§ PASSAGE TO READ:
■ ■ ■ ■ ■ ■ ■

# Thread: Triangle inequality induction problem

1. ## Triangle inequality induction problem

Prove by induction that:

$|z_{1}+z_{2}+...+z_{n}| \leq |z_{1}|+|z_{2}|+...+|z_{n}|$

$n \in \mathbb{N}$ and $n\geq 1$

I seem to understand the components of this problem as I feel comfortable with the inductive proof process and I can solve for the modulus of complex numbers, e.g., if $z = 6+2i$ then $|z| = \sqrt40$. I also see that the two shorter sides of a triangle must be at least the length of the longest side and, if they are not parallel with it, then their sum must be greater than the longest side etc. However, I am not sure how to start with this inductive proof. How do I test the base case if z represents a complex number and I don't know the formula for it? How do I sub in a value for it?

How do I start? where is the gap in my understanding of these topics.

Thanks.

2. ## Re: Triangle inequality induction problem

Originally Posted by terrorsquid
Prove by induction that:
$|z_{1}+z_{2}+...+z_{n}| \leq |z_{1}|+|z_{2}|+...+|z_{n}|$
$n \in \mathbb{N}$ and $n\geq 1$
I am not sure how to start with this inductive proof. How do I test the base case if z represents a complex number and I don't know the formula for it? How do I sub in a value for it?
How do I start? where is the gap in my understanding of these topics.
The real difficulty here is proving the base case: $|z_1+z_2|\le |z_1|+|z_2|.$
That is the triangle inequality. If have done that, the rest is easy.
Proving that requires showing $|z_1+z_2|^2\le \left|\,|z_1|+|z_2|\,\right|^2$.

Once you have that, then assume an inductive step.

■ ■ ■ ■ ■ ■ ■

§ OBJECTIVES:
[1] In the thread on the triangle inequality, take the part that opens with the words containing "Originally Posted by" and closes with "an inductive step.", and rewrite it with "base case" replaced by "initial case".
[2] List every question in the opening post of the triangle inequality thread that begins with the words "How do I".

§ GIVEN RECORDS:

■ ■ ■ ■ ■ ■ ■

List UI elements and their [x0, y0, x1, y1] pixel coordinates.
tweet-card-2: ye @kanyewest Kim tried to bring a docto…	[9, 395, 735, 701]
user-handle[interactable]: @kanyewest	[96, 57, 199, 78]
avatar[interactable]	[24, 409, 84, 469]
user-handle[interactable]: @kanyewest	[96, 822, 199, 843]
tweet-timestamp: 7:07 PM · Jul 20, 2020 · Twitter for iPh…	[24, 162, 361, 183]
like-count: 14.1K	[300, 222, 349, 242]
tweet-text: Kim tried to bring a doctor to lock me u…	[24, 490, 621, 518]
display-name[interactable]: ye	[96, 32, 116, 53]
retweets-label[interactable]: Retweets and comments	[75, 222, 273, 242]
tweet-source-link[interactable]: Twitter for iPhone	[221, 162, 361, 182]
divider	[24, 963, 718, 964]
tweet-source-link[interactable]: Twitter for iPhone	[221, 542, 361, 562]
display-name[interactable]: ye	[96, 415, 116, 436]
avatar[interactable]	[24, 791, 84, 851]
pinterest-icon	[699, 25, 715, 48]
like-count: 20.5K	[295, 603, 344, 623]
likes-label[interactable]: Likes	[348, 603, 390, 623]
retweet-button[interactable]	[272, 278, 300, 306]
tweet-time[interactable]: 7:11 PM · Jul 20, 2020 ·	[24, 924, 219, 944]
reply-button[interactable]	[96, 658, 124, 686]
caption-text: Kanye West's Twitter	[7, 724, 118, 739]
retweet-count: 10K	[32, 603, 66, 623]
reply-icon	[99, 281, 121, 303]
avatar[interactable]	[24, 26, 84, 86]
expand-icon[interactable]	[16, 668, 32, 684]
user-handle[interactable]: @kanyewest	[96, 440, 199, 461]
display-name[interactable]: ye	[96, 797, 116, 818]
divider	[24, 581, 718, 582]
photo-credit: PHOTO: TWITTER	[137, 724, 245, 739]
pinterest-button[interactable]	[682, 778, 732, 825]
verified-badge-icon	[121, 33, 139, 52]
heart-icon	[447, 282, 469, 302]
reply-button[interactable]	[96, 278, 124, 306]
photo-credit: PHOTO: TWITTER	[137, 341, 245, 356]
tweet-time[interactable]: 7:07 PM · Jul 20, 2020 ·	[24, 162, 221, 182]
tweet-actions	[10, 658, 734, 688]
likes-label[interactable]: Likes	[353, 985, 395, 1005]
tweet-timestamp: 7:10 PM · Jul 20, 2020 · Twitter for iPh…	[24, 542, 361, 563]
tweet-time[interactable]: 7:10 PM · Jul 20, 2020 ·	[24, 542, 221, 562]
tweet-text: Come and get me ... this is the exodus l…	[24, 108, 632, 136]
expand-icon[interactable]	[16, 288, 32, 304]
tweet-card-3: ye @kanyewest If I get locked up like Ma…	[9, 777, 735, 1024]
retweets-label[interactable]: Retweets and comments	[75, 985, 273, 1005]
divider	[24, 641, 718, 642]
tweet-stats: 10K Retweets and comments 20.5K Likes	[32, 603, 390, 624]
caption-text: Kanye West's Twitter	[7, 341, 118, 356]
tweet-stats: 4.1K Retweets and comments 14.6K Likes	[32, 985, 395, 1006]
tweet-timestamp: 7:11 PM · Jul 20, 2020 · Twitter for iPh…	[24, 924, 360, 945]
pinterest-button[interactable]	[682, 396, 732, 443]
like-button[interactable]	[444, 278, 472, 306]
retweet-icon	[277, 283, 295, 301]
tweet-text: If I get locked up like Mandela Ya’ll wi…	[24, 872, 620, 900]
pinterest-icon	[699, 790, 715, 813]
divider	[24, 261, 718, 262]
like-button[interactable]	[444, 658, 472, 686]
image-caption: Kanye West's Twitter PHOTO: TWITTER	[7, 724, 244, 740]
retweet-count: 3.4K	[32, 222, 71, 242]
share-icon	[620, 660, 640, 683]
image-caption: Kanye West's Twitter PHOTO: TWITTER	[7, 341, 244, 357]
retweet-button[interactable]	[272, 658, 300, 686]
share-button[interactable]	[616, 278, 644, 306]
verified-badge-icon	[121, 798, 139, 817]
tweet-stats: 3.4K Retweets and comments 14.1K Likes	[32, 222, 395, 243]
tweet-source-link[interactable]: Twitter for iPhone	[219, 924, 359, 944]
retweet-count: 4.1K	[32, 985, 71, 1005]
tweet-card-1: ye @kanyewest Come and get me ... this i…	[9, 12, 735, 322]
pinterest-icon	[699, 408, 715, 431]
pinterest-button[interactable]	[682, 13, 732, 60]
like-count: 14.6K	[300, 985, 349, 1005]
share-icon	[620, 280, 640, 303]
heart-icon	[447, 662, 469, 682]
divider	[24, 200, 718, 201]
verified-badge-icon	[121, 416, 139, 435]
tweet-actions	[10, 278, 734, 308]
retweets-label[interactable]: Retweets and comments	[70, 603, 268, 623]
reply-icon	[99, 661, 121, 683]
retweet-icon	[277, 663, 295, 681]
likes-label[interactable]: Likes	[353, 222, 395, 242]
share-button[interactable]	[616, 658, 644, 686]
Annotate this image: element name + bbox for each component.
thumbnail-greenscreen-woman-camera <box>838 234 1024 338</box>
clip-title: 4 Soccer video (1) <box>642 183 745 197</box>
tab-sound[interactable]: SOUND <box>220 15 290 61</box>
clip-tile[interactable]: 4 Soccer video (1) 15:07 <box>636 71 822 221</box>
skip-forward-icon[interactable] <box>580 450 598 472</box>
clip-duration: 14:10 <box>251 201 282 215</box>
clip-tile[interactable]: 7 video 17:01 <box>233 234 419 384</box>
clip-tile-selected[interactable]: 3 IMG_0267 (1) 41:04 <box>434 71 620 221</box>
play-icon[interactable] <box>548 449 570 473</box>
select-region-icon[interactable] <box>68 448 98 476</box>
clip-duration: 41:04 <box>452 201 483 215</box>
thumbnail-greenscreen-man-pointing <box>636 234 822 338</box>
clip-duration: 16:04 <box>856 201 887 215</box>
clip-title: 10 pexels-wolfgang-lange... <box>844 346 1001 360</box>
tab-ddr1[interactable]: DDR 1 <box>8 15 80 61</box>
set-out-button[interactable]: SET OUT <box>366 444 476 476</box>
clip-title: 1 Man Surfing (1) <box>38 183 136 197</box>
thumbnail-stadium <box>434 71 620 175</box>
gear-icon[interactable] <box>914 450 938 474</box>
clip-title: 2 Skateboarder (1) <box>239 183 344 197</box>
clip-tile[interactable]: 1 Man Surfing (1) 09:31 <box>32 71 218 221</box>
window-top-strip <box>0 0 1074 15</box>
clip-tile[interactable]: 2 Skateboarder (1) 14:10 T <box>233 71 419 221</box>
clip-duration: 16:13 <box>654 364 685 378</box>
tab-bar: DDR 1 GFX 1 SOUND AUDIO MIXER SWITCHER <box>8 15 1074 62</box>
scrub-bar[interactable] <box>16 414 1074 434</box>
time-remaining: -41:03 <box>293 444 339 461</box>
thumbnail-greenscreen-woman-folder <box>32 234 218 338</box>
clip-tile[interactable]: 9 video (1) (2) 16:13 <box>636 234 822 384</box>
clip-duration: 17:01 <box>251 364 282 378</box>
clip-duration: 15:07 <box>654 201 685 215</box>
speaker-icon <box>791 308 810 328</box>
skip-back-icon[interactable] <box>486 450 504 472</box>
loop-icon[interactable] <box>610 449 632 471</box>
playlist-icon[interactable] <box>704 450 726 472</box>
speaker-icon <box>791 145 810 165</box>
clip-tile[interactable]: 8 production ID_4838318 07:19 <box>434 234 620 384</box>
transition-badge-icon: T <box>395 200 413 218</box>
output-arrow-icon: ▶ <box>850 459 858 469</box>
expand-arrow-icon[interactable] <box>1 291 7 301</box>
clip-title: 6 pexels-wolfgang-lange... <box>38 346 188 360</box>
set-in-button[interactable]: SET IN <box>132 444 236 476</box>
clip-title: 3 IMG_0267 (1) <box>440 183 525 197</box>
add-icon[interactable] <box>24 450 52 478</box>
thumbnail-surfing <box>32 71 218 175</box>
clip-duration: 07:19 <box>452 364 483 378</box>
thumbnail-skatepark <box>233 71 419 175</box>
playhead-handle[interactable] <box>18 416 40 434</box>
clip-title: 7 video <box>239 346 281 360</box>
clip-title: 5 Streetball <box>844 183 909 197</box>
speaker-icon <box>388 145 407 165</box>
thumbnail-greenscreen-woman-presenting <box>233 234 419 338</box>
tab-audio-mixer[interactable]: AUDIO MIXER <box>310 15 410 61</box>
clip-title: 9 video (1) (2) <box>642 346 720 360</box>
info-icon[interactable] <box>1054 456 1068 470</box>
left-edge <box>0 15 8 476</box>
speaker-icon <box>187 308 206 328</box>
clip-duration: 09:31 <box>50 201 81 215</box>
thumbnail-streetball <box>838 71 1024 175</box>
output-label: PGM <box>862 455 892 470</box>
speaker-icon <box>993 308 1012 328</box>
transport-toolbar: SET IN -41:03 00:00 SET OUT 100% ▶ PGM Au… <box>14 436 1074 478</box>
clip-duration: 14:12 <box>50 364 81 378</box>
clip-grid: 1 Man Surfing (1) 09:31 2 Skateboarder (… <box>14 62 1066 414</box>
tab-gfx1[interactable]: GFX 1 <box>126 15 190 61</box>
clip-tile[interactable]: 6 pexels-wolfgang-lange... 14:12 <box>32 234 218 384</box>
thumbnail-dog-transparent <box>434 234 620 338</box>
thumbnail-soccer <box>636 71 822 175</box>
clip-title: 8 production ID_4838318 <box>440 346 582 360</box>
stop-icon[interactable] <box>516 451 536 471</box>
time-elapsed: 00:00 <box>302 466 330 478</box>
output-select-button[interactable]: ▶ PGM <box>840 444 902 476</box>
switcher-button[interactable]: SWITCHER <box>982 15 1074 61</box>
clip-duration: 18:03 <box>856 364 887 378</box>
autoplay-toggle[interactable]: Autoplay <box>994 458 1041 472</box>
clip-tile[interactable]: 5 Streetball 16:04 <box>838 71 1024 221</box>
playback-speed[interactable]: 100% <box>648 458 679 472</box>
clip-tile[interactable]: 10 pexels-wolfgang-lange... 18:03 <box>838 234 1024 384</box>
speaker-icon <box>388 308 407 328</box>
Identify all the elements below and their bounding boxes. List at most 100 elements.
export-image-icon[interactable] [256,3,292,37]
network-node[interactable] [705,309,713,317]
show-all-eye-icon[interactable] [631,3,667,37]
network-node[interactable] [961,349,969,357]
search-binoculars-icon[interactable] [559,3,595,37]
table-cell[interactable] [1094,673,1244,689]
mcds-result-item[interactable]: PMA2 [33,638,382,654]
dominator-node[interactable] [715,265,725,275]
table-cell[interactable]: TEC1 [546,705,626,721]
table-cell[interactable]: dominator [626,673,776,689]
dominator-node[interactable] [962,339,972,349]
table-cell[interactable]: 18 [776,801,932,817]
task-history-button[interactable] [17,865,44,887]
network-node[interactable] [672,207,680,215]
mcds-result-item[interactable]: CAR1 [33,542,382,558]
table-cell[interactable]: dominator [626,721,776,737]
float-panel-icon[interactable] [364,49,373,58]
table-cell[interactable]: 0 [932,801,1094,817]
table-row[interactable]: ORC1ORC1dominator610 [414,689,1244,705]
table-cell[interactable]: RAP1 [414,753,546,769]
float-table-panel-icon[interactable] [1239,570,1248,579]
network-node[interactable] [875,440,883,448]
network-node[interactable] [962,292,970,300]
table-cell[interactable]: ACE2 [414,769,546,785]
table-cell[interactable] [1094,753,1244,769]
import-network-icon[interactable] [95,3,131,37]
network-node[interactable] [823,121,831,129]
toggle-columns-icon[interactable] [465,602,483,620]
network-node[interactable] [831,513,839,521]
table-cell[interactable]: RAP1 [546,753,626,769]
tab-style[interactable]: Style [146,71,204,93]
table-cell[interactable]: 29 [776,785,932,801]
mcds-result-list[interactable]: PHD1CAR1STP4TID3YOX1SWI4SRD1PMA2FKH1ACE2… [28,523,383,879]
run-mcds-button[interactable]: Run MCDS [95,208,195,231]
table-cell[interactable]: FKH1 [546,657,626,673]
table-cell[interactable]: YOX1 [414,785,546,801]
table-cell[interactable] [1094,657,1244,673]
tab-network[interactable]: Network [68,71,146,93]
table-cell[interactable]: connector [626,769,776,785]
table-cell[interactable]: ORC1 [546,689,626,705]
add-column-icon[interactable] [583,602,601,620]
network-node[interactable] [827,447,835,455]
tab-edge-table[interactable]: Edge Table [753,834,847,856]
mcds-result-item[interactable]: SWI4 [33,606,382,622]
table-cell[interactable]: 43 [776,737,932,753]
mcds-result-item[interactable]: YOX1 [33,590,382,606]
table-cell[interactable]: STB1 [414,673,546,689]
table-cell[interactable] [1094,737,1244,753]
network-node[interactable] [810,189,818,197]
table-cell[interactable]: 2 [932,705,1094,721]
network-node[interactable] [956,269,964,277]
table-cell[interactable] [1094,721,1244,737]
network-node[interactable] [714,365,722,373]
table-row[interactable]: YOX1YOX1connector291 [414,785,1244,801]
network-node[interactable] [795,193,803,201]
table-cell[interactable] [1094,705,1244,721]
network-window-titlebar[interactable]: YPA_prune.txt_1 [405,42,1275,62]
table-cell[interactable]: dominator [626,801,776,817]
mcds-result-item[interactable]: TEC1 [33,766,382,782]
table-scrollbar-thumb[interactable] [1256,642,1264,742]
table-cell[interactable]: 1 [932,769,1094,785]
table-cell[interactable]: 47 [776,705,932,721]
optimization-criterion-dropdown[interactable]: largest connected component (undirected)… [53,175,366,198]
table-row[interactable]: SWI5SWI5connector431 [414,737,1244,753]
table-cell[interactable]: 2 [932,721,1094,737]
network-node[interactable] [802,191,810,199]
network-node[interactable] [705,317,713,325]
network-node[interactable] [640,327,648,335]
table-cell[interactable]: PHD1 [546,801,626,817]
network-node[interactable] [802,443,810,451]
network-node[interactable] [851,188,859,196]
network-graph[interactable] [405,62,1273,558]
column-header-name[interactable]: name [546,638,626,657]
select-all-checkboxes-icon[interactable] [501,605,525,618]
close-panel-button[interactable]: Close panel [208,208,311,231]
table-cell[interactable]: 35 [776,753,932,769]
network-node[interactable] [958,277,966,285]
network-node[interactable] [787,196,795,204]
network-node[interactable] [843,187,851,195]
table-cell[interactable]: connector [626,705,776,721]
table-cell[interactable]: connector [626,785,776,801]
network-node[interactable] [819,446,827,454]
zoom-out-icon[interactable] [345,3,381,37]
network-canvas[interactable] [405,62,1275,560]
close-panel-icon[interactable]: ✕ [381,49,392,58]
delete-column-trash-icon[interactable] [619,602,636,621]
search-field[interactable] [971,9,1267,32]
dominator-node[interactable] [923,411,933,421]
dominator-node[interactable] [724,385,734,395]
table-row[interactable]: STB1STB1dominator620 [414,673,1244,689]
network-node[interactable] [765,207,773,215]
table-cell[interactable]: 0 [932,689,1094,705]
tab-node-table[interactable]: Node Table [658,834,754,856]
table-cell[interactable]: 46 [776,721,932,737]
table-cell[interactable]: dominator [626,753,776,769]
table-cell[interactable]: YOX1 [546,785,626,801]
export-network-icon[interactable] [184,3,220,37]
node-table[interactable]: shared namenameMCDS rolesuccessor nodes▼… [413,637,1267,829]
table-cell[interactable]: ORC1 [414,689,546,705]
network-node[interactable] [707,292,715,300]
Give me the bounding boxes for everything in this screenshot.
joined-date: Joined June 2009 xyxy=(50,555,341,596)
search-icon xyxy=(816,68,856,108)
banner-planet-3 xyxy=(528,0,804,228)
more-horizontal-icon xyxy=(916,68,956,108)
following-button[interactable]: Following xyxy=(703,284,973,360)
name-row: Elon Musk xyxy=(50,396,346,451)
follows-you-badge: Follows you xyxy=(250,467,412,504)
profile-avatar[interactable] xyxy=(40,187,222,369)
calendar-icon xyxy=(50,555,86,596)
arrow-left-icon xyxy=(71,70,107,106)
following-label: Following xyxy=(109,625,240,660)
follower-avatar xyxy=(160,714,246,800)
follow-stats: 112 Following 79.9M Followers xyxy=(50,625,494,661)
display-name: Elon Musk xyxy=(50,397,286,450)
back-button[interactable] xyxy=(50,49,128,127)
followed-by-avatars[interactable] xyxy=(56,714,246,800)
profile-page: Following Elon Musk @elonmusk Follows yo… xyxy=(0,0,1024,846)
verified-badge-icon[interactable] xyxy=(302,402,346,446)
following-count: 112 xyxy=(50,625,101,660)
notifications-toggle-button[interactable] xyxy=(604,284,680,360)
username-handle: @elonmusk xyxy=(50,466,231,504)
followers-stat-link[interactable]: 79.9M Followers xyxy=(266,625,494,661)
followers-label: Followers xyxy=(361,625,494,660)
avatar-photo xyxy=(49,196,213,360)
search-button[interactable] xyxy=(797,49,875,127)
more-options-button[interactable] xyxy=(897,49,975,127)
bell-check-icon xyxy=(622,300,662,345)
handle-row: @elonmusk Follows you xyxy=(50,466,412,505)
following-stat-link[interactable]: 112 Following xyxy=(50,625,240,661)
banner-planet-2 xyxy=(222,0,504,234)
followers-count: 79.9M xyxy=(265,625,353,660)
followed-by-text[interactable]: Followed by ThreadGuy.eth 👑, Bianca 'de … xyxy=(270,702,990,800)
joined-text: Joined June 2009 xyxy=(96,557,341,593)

■ ■ ■ ■ ■ ■ ■

§ SOLUTIONS TO EACH TASK:
[1]
Originally Posted by terrorsquid
Prove by induction that:
$|z_{1}+z_{2}+...+z_{n}| \leq |z_{1}|+|z_{2}|+...+|z_{n}|$
$n \in \mathbb{N}$ and $n\geq 1$
I am not sure how to start with this inductive proof. How do I test the initial case if z represents a complex number and I don't know the formula for it? How do I sub in a value for it?
How do I start? where is the gap in my understanding of these topics.
The real difficulty here is proving the initial case: $|z_1+z_2|\le |z_1|+|z_2|.$
That is the triangle inequality. If have done that, the rest is easy.
Proving that requires showing $|z_1+z_2|^2\le \left|\,|z_1|+|z_2|\,\right|^2$.

Once you have that, then assume an inductive step.

[2]
- How do I test the base case if z represents a complex number and I don't know the formula for it?
- How do I sub in a value for it?
- How do I start?